▶ **Description of the task**: Pull out every line of the listing below where "Thank" appears.

▶ **Material supplied**:
┄┄┄┄┄┄┄┄┄┄┄┄┄┄┄┄┄┄┄┄

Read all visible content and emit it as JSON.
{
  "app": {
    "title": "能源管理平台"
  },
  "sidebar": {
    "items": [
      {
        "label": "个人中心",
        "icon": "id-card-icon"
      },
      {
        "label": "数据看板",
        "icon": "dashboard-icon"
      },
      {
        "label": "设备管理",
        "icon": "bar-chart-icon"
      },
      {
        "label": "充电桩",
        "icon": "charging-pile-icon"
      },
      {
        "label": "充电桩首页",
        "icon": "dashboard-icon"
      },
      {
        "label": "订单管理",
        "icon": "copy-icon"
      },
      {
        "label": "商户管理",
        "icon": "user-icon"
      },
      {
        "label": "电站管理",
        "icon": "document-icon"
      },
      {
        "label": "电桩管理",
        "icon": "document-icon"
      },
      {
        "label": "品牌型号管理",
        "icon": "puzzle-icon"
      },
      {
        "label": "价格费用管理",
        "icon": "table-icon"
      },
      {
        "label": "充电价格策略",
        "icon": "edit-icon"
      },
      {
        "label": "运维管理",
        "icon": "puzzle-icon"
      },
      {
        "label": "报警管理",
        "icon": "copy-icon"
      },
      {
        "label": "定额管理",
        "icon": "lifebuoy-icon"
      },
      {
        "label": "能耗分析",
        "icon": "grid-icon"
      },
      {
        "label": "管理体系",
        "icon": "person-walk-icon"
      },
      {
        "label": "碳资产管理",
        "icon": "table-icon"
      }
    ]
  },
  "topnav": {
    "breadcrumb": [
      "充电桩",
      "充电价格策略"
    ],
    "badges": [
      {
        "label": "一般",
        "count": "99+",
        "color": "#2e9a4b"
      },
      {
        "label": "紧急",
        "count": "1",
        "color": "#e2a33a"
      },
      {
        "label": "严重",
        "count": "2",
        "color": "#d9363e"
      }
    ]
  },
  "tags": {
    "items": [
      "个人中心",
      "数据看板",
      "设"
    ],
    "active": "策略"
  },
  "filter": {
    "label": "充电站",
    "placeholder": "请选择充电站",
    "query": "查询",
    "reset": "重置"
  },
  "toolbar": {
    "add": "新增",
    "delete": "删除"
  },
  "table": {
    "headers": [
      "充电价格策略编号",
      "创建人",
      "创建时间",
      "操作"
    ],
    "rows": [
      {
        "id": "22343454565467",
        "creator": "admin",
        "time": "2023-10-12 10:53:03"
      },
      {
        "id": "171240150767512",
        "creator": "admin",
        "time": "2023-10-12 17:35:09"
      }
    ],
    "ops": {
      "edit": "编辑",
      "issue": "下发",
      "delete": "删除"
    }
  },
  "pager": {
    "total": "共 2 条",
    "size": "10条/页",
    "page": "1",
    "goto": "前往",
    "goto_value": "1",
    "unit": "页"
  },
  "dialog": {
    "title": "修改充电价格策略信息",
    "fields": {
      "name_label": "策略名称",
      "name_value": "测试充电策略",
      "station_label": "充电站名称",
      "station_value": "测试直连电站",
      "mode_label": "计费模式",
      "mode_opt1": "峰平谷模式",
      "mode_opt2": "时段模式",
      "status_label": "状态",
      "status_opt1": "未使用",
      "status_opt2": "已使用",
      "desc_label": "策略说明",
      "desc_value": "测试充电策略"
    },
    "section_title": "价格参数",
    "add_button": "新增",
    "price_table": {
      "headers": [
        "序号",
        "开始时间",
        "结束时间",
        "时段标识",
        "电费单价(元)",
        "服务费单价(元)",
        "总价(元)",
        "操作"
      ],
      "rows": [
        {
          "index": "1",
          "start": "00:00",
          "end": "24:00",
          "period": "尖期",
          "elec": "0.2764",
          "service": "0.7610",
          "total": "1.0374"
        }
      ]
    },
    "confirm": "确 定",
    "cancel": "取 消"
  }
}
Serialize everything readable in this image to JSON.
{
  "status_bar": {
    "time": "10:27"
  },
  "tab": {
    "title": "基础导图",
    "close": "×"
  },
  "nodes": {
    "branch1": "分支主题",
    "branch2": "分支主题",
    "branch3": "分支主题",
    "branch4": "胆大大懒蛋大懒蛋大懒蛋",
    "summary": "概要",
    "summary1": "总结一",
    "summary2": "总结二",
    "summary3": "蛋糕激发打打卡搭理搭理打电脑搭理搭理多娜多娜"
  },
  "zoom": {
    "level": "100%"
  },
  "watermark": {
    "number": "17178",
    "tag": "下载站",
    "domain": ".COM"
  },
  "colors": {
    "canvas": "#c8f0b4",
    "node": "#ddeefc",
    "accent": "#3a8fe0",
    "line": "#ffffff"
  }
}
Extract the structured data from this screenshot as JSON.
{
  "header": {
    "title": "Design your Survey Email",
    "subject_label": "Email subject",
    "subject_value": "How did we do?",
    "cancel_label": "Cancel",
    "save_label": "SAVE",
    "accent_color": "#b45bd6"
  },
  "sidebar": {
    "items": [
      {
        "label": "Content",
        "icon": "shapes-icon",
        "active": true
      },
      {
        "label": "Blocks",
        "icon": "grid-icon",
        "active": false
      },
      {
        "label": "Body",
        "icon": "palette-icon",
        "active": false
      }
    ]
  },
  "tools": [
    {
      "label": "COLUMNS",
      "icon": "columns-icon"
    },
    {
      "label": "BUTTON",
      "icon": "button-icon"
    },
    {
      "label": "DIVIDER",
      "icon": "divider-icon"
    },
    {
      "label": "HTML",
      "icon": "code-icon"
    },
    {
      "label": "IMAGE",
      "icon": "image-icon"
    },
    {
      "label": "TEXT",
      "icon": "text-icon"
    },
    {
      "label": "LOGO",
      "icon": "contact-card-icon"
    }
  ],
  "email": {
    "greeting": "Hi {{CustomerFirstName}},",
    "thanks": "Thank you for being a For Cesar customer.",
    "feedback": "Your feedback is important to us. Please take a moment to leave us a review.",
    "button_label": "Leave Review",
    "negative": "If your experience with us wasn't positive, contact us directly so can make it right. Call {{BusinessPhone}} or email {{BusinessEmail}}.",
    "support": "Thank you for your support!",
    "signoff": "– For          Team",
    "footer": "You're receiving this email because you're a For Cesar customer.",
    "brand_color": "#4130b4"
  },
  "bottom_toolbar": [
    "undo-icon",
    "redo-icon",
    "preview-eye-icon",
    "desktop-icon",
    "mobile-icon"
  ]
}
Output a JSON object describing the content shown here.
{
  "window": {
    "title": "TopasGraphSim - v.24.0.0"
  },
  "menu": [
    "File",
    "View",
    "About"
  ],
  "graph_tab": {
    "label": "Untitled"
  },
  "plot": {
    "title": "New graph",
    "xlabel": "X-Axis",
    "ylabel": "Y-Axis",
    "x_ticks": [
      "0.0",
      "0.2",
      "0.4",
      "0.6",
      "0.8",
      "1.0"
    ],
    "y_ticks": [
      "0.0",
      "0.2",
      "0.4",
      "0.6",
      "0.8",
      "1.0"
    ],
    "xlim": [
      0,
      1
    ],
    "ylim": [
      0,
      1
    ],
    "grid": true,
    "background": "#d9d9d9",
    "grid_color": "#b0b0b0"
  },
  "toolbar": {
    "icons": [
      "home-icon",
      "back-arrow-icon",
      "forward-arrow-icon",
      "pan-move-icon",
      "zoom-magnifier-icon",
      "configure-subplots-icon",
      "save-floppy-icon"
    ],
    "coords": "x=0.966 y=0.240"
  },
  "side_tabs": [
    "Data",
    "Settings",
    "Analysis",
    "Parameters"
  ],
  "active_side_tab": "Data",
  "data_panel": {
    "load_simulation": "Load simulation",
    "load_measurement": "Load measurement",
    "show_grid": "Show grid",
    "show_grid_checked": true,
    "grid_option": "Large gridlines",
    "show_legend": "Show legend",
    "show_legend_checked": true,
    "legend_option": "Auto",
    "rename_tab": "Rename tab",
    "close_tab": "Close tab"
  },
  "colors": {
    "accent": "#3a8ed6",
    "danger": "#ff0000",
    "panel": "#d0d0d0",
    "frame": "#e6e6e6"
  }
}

┄┄┄┄┄┄┄┄┄┄┄┄┄┄┄┄┄┄┄┄

▶ **Complete answer**:
    "thanks": "Thank you for being a For Cesar customer.",
    "support": "Thank you for your support!",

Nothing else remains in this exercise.